WHAT IS EXPECTED:
Type out the records that follow, exactly as given.

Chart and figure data
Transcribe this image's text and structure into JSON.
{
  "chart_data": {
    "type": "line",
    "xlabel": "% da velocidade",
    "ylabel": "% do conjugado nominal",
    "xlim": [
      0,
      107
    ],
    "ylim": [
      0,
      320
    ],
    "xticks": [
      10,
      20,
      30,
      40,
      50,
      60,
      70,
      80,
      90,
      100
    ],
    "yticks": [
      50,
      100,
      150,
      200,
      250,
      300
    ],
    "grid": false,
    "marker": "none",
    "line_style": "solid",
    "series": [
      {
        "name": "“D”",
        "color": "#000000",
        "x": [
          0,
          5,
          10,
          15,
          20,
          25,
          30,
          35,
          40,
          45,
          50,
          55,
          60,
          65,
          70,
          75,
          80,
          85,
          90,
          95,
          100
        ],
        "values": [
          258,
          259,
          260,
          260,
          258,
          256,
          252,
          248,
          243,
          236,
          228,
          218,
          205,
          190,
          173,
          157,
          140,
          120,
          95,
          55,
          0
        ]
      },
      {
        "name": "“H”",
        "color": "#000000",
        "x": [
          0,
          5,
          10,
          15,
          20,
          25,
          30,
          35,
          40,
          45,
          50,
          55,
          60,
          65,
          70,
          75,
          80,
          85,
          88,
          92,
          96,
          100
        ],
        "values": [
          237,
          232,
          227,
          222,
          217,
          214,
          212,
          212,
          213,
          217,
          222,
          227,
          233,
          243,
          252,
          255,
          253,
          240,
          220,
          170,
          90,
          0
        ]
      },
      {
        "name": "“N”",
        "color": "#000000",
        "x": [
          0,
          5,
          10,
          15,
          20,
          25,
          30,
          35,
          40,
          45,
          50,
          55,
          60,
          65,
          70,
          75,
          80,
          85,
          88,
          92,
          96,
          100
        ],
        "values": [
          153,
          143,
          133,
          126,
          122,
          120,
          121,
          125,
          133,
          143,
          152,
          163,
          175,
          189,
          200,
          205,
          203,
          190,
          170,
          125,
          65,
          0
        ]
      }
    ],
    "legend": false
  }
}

SOLUTION BELOW:
Transcribe this image's text and structure into JSON.
{
  "chart_data": {
    "type": "line",
    "xlabel": "% da velocidade",
    "ylabel": "% do conjugado nominal",
    "xlim": [
      0,
      107
    ],
    "ylim": [
      0,
      320
    ],
    "xticks": [
      10,
      20,
      30,
      40,
      50,
      60,
      70,
      80,
      90,
      100
    ],
    "yticks": [
      50,
      100,
      150,
      200,
      250,
      300
    ],
    "grid": false,
    "marker": "none",
    "line_style": "solid",
    "series": [
      {
        "name": "“D”",
        "color": "#000000",
        "x": [
          0,
          5,
          10,
          15,
          20,
          25,
          30,
          35,
          40,
          45,
          50,
          55,
          60,
          65,
          70,
          75,
          80,
          85,
          90,
          95,
          100
        ],
        "values": [
          258,
          259,
          260,
          260,
          258,
          256,
          252,
          248,
          243,
          236,
          228,
          218,
          205,
          190,
          173,
          157,
          140,
          120,
          95,
          55,
          0
        ]
      },
      {
        "name": "“H”",
        "color": "#000000",
        "x": [
          0,
          5,
          10,
          15,
          20,
          25,
          30,
          35,
          40,
          45,
          50,
          55,
          60,
          65,
          70,
          75,
          80,
          85,
          88,
          92,
          96,
          100
        ],
        "values": [
          237,
          232,
          227,
          222,
          217,
          214,
          212,
          212,
          213,
          217,
          222,
          227,
          233,
          243,
          252,
          255,
          253,
          240,
          220,
          170,
          90,
          0
        ]
      },
      {
        "name": "“N”",
        "color": "#000000",
        "x": [
          0,
          5,
          10,
          15,
          20,
          25,
          30,
          35,
          40,
          45,
          50,
          55,
          60,
          65,
          70,
          75,
          80,
          85,
          88,
          92,
          96,
          100
        ],
        "values": [
          153,
          143,
          133,
          126,
          122,
          120,
          121,
          125,
          133,
          143,
          152,
          163,
          175,
          189,
          200,
          205,
          203,
          190,
          170,
          125,
          65,
          0
        ]
      }
    ],
    "legend": false
  }
}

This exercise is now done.